[Items from a figure collection]
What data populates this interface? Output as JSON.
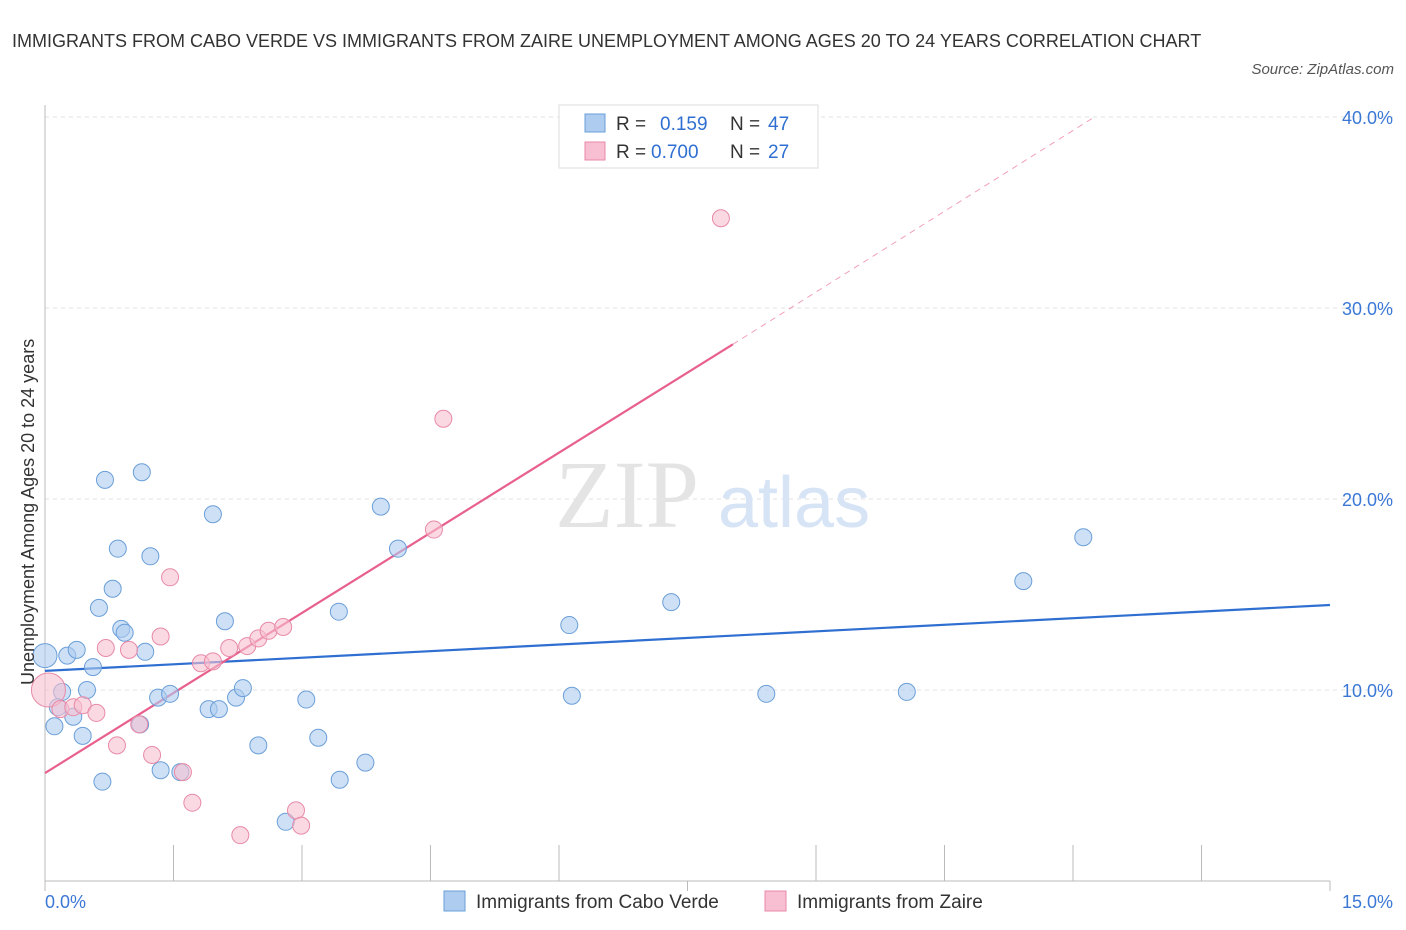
{
  "title": "IMMIGRANTS FROM CABO VERDE VS IMMIGRANTS FROM ZAIRE UNEMPLOYMENT AMONG AGES 20 TO 24 YEARS CORRELATION CHART",
  "source": "Source: ZipAtlas.com",
  "chart_data": {
    "type": "scatter",
    "title": "IMMIGRANTS FROM CABO VERDE VS IMMIGRANTS FROM ZAIRE UNEMPLOYMENT AMONG AGES 20 TO 24 YEARS CORRELATION CHART",
    "xlabel": "",
    "ylabel": "Unemployment Among Ages 20 to 24 years",
    "xlim": [
      0,
      15
    ],
    "ylim": [
      0,
      40
    ],
    "x_tick_labels": [
      "0.0%",
      "15.0%"
    ],
    "y_ticks": [
      10,
      20,
      30,
      40
    ],
    "y_tick_labels": [
      "10.0%",
      "20.0%",
      "30.0%",
      "40.0%"
    ],
    "grid": true,
    "legend_placement": "top-center",
    "legend": [
      {
        "r_label": "R =",
        "r": "0.159",
        "n_label": "N =",
        "n": "47"
      },
      {
        "r_label": "R =",
        "r": "0.700",
        "n_label": "N =",
        "n": "27"
      }
    ],
    "series": [
      {
        "name": "Immigrants from Cabo Verde",
        "color": "#6a9fd8",
        "fill": "#aecbf0",
        "line_color": "#2f6fd1",
        "trend": {
          "x": [
            0,
            15
          ],
          "y": [
            11.0,
            14.45
          ]
        },
        "points": [
          [
            0.0,
            11.8
          ],
          [
            0.26,
            11.8
          ],
          [
            0.37,
            12.1
          ],
          [
            0.2,
            9.9
          ],
          [
            0.49,
            10.0
          ],
          [
            0.56,
            11.2
          ],
          [
            0.15,
            9.1
          ],
          [
            0.33,
            8.6
          ],
          [
            0.11,
            8.1
          ],
          [
            0.44,
            7.6
          ],
          [
            0.67,
            5.2
          ],
          [
            0.7,
            21.0
          ],
          [
            1.13,
            21.4
          ],
          [
            0.85,
            17.4
          ],
          [
            1.23,
            17.0
          ],
          [
            0.79,
            15.3
          ],
          [
            0.63,
            14.3
          ],
          [
            0.89,
            13.2
          ],
          [
            0.93,
            13.0
          ],
          [
            1.17,
            12.0
          ],
          [
            1.32,
            9.6
          ],
          [
            1.46,
            9.8
          ],
          [
            1.11,
            8.2
          ],
          [
            1.35,
            5.8
          ],
          [
            1.58,
            5.7
          ],
          [
            1.96,
            19.2
          ],
          [
            2.1,
            13.6
          ],
          [
            1.91,
            9.0
          ],
          [
            2.03,
            9.0
          ],
          [
            2.23,
            9.6
          ],
          [
            2.31,
            10.1
          ],
          [
            2.49,
            7.1
          ],
          [
            2.81,
            3.1
          ],
          [
            3.05,
            9.5
          ],
          [
            3.19,
            7.5
          ],
          [
            3.43,
            14.1
          ],
          [
            3.44,
            5.3
          ],
          [
            3.74,
            6.2
          ],
          [
            3.92,
            19.6
          ],
          [
            4.12,
            17.4
          ],
          [
            6.12,
            13.4
          ],
          [
            6.15,
            9.7
          ],
          [
            7.31,
            14.6
          ],
          [
            8.42,
            9.8
          ],
          [
            10.06,
            9.9
          ],
          [
            11.42,
            15.7
          ],
          [
            12.12,
            18.0
          ]
        ]
      },
      {
        "name": "Immigrants from Zaire",
        "color": "#e88aa8",
        "fill": "#f7bfd1",
        "line_color": "#e8608e",
        "trend": {
          "x": [
            0,
            8.03
          ],
          "y": [
            5.65,
            28.1
          ]
        },
        "trend_dashed": {
          "x": [
            8.03,
            12.25
          ],
          "y": [
            28.1,
            40.0
          ]
        },
        "points": [
          [
            0.04,
            10.0
          ],
          [
            0.18,
            9.0
          ],
          [
            0.33,
            9.1
          ],
          [
            0.44,
            9.2
          ],
          [
            0.6,
            8.8
          ],
          [
            0.71,
            12.2
          ],
          [
            0.84,
            7.1
          ],
          [
            0.98,
            12.1
          ],
          [
            1.1,
            8.2
          ],
          [
            1.25,
            6.6
          ],
          [
            1.35,
            12.8
          ],
          [
            1.46,
            15.9
          ],
          [
            1.61,
            5.7
          ],
          [
            1.72,
            4.1
          ],
          [
            1.82,
            11.4
          ],
          [
            1.96,
            11.5
          ],
          [
            2.15,
            12.2
          ],
          [
            2.28,
            2.4
          ],
          [
            2.36,
            12.3
          ],
          [
            2.49,
            12.7
          ],
          [
            2.61,
            13.1
          ],
          [
            2.78,
            13.3
          ],
          [
            2.93,
            3.7
          ],
          [
            2.99,
            2.9
          ],
          [
            4.54,
            18.4
          ],
          [
            4.65,
            24.2
          ],
          [
            7.89,
            34.7
          ]
        ]
      }
    ]
  }
}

§ Written request
Word for word, quote the lines above. Omit the pictures.

§ The reply
What data populates this interface? Output as JSON.
{
  "title": "IMMIGRANTS FROM CABO VERDE VS IMMIGRANTS FROM ZAIRE UNEMPLOYMENT AMONG AGES 20 TO 24 YEARS CORRELATION CHART",
  "source": "Source: ZipAtlas.com",
  "chart_data": {
    "type": "scatter",
    "title": "IMMIGRANTS FROM CABO VERDE VS IMMIGRANTS FROM ZAIRE UNEMPLOYMENT AMONG AGES 20 TO 24 YEARS CORRELATION CHART",
    "xlabel": "",
    "ylabel": "Unemployment Among Ages 20 to 24 years",
    "xlim": [
      0,
      15
    ],
    "ylim": [
      0,
      40
    ],
    "x_tick_labels": [
      "0.0%",
      "15.0%"
    ],
    "y_ticks": [
      10,
      20,
      30,
      40
    ],
    "y_tick_labels": [
      "10.0%",
      "20.0%",
      "30.0%",
      "40.0%"
    ],
    "grid": true,
    "legend_placement": "top-center",
    "legend": [
      {
        "r_label": "R =",
        "r": "0.159",
        "n_label": "N =",
        "n": "47"
      },
      {
        "r_label": "R =",
        "r": "0.700",
        "n_label": "N =",
        "n": "27"
      }
    ],
    "series": [
      {
        "name": "Immigrants from Cabo Verde",
        "color": "#6a9fd8",
        "fill": "#aecbf0",
        "line_color": "#2f6fd1",
        "trend": {
          "x": [
            0,
            15
          ],
          "y": [
            11.0,
            14.45
          ]
        },
        "points": [
          [
            0.0,
            11.8
          ],
          [
            0.26,
            11.8
          ],
          [
            0.37,
            12.1
          ],
          [
            0.2,
            9.9
          ],
          [
            0.49,
            10.0
          ],
          [
            0.56,
            11.2
          ],
          [
            0.15,
            9.1
          ],
          [
            0.33,
            8.6
          ],
          [
            0.11,
            8.1
          ],
          [
            0.44,
            7.6
          ],
          [
            0.67,
            5.2
          ],
          [
            0.7,
            21.0
          ],
          [
            1.13,
            21.4
          ],
          [
            0.85,
            17.4
          ],
          [
            1.23,
            17.0
          ],
          [
            0.79,
            15.3
          ],
          [
            0.63,
            14.3
          ],
          [
            0.89,
            13.2
          ],
          [
            0.93,
            13.0
          ],
          [
            1.17,
            12.0
          ],
          [
            1.32,
            9.6
          ],
          [
            1.46,
            9.8
          ],
          [
            1.11,
            8.2
          ],
          [
            1.35,
            5.8
          ],
          [
            1.58,
            5.7
          ],
          [
            1.96,
            19.2
          ],
          [
            2.1,
            13.6
          ],
          [
            1.91,
            9.0
          ],
          [
            2.03,
            9.0
          ],
          [
            2.23,
            9.6
          ],
          [
            2.31,
            10.1
          ],
          [
            2.49,
            7.1
          ],
          [
            2.81,
            3.1
          ],
          [
            3.05,
            9.5
          ],
          [
            3.19,
            7.5
          ],
          [
            3.43,
            14.1
          ],
          [
            3.44,
            5.3
          ],
          [
            3.74,
            6.2
          ],
          [
            3.92,
            19.6
          ],
          [
            4.12,
            17.4
          ],
          [
            6.12,
            13.4
          ],
          [
            6.15,
            9.7
          ],
          [
            7.31,
            14.6
          ],
          [
            8.42,
            9.8
          ],
          [
            10.06,
            9.9
          ],
          [
            11.42,
            15.7
          ],
          [
            12.12,
            18.0
          ]
        ]
      },
      {
        "name": "Immigrants from Zaire",
        "color": "#e88aa8",
        "fill": "#f7bfd1",
        "line_color": "#e8608e",
        "trend": {
          "x": [
            0,
            8.03
          ],
          "y": [
            5.65,
            28.1
          ]
        },
        "trend_dashed": {
          "x": [
            8.03,
            12.25
          ],
          "y": [
            28.1,
            40.0
          ]
        },
        "points": [
          [
            0.04,
            10.0
          ],
          [
            0.18,
            9.0
          ],
          [
            0.33,
            9.1
          ],
          [
            0.44,
            9.2
          ],
          [
            0.6,
            8.8
          ],
          [
            0.71,
            12.2
          ],
          [
            0.84,
            7.1
          ],
          [
            0.98,
            12.1
          ],
          [
            1.1,
            8.2
          ],
          [
            1.25,
            6.6
          ],
          [
            1.35,
            12.8
          ],
          [
            1.46,
            15.9
          ],
          [
            1.61,
            5.7
          ],
          [
            1.72,
            4.1
          ],
          [
            1.82,
            11.4
          ],
          [
            1.96,
            11.5
          ],
          [
            2.15,
            12.2
          ],
          [
            2.28,
            2.4
          ],
          [
            2.36,
            12.3
          ],
          [
            2.49,
            12.7
          ],
          [
            2.61,
            13.1
          ],
          [
            2.78,
            13.3
          ],
          [
            2.93,
            3.7
          ],
          [
            2.99,
            2.9
          ],
          [
            4.54,
            18.4
          ],
          [
            4.65,
            24.2
          ],
          [
            7.89,
            34.7
          ]
        ]
      }
    ]
  }
}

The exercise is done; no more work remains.